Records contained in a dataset
>>>
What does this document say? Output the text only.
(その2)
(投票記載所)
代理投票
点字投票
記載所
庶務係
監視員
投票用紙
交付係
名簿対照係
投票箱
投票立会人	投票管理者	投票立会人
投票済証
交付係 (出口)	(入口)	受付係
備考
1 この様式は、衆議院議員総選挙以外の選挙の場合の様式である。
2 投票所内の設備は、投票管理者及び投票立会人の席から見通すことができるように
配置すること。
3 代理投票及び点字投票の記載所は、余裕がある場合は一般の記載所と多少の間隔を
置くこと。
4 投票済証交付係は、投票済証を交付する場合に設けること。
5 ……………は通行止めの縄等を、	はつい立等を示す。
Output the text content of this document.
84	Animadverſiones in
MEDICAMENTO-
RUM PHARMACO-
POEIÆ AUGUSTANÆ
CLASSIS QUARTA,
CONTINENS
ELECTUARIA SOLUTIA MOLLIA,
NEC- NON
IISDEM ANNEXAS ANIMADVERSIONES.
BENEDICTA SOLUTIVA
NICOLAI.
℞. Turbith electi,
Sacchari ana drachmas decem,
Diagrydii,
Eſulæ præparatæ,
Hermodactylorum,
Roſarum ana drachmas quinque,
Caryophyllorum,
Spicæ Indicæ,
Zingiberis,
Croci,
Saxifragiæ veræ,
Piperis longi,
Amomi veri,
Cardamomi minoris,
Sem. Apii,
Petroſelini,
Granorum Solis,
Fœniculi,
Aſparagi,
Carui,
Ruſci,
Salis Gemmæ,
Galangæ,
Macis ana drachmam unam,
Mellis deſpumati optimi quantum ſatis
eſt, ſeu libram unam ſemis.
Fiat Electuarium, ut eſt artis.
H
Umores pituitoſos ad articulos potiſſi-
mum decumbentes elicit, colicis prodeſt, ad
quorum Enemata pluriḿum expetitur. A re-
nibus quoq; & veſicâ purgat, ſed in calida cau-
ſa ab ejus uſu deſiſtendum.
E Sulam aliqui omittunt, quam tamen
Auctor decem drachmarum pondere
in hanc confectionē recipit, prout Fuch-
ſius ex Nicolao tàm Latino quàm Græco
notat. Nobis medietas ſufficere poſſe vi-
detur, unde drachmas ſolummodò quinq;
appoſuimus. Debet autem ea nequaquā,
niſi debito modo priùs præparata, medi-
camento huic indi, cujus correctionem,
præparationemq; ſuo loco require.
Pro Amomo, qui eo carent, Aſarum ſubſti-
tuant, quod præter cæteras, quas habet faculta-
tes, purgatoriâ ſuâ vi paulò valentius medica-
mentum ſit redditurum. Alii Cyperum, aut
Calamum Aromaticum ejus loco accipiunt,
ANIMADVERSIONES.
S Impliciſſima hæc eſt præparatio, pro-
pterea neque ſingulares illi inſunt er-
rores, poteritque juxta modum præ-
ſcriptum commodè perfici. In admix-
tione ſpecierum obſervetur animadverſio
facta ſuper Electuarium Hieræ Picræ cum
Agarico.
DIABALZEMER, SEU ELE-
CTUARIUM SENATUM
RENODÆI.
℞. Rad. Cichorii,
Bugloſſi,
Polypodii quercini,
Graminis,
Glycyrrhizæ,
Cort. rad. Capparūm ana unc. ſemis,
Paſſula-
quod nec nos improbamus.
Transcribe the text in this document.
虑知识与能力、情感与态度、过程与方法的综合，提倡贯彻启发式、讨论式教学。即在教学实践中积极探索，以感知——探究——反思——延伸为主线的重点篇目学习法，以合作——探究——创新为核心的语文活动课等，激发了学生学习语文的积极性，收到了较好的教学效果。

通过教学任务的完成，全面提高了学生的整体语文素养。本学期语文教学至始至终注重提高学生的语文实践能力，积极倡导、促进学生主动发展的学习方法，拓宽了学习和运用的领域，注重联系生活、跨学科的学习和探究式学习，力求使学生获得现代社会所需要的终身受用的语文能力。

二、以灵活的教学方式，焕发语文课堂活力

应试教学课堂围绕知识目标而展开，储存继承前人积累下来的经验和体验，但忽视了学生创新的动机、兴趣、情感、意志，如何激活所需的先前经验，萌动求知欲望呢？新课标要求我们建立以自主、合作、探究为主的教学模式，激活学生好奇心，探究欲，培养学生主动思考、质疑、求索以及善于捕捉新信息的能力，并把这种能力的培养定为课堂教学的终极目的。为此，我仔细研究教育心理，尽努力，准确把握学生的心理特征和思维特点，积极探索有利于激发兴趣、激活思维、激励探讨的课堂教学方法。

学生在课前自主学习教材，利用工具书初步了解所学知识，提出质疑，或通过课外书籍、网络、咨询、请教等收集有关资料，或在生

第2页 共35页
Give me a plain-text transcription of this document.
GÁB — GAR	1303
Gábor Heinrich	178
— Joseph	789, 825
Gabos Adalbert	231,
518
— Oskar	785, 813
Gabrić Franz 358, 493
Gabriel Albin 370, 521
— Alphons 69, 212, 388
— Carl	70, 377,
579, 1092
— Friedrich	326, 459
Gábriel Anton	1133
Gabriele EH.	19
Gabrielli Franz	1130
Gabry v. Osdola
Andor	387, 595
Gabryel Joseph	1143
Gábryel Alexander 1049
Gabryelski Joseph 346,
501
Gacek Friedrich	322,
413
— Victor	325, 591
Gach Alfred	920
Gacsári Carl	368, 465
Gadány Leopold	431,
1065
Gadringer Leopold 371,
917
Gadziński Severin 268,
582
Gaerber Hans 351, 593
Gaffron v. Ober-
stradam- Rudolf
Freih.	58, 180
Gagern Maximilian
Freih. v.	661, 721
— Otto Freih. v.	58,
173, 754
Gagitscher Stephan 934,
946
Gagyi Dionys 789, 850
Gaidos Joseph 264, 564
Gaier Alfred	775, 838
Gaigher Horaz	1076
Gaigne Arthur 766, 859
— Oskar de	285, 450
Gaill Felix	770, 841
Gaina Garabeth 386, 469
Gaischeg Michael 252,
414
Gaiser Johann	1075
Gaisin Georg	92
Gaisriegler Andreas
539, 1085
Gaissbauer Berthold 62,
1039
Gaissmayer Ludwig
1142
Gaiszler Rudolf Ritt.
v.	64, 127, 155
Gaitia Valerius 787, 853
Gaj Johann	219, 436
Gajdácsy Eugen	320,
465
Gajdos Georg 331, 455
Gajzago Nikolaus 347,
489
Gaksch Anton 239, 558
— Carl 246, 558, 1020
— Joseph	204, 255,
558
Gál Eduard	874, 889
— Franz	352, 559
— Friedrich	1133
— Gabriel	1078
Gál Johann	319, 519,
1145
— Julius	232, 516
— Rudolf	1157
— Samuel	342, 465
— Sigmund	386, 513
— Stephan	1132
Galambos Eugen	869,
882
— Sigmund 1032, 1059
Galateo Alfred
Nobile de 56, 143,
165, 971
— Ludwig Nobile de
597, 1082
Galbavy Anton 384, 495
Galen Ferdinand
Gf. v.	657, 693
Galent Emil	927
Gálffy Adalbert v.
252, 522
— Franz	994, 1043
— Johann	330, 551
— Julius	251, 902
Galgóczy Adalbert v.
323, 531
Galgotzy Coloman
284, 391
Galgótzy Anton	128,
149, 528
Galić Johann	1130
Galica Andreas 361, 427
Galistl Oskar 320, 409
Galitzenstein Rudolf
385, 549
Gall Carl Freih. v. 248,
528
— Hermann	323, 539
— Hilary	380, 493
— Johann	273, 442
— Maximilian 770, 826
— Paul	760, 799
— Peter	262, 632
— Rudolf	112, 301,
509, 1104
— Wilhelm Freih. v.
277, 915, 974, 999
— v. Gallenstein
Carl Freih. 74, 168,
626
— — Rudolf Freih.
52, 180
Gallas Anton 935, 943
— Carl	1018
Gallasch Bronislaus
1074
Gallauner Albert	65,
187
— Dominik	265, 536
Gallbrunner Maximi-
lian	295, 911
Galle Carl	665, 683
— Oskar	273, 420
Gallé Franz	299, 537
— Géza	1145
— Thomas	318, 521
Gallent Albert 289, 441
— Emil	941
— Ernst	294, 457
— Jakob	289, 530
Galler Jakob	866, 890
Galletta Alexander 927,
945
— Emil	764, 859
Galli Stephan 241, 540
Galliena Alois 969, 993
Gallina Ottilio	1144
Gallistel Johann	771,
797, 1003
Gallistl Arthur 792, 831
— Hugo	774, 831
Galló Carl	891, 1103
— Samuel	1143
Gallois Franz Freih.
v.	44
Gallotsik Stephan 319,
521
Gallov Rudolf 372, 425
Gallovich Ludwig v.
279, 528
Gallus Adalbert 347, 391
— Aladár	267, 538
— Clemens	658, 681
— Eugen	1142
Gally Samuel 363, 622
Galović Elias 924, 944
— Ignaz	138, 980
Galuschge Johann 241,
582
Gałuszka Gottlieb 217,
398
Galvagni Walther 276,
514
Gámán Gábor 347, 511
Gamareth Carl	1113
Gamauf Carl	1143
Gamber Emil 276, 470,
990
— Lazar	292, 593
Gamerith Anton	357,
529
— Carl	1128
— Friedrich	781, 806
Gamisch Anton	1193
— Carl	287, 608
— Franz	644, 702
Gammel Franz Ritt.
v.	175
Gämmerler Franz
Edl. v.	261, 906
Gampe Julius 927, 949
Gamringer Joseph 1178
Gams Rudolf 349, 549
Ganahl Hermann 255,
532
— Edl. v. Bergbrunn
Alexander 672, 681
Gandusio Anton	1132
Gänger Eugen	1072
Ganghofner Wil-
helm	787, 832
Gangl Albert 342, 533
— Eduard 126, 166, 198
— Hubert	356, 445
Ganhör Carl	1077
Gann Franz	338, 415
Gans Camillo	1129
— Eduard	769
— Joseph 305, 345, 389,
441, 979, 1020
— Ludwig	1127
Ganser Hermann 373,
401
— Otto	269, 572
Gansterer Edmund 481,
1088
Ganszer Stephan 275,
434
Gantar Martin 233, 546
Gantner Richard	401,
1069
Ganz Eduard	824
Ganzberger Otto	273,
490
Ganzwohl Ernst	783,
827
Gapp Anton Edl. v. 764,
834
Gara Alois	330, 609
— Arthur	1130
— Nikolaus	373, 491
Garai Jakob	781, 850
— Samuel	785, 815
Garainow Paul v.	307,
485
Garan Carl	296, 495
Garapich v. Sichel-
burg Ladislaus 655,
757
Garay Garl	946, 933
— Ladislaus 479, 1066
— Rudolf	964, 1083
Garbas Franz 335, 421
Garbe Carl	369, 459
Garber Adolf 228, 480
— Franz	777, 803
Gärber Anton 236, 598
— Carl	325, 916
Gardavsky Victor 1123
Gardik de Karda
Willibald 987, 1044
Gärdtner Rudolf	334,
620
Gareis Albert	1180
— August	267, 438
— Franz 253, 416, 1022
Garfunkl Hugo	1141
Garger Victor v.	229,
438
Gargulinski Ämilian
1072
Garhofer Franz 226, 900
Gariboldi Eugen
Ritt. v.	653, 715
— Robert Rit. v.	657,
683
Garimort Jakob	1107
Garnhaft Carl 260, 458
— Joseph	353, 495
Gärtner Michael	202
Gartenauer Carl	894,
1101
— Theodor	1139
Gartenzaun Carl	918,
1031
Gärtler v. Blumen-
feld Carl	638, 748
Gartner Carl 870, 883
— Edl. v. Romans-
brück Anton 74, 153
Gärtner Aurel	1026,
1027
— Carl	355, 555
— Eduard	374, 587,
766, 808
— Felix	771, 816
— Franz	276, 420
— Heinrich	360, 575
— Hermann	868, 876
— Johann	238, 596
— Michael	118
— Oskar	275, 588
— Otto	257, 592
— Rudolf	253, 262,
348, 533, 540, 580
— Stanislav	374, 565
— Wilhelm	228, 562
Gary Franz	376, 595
<<<
THE TASK.
Identify and copy lines that hold the string "Michael".

RESULT OF THE EXERCISE.
Gaischeg Michael 252,
Gärtner Michael	202
— Michael	118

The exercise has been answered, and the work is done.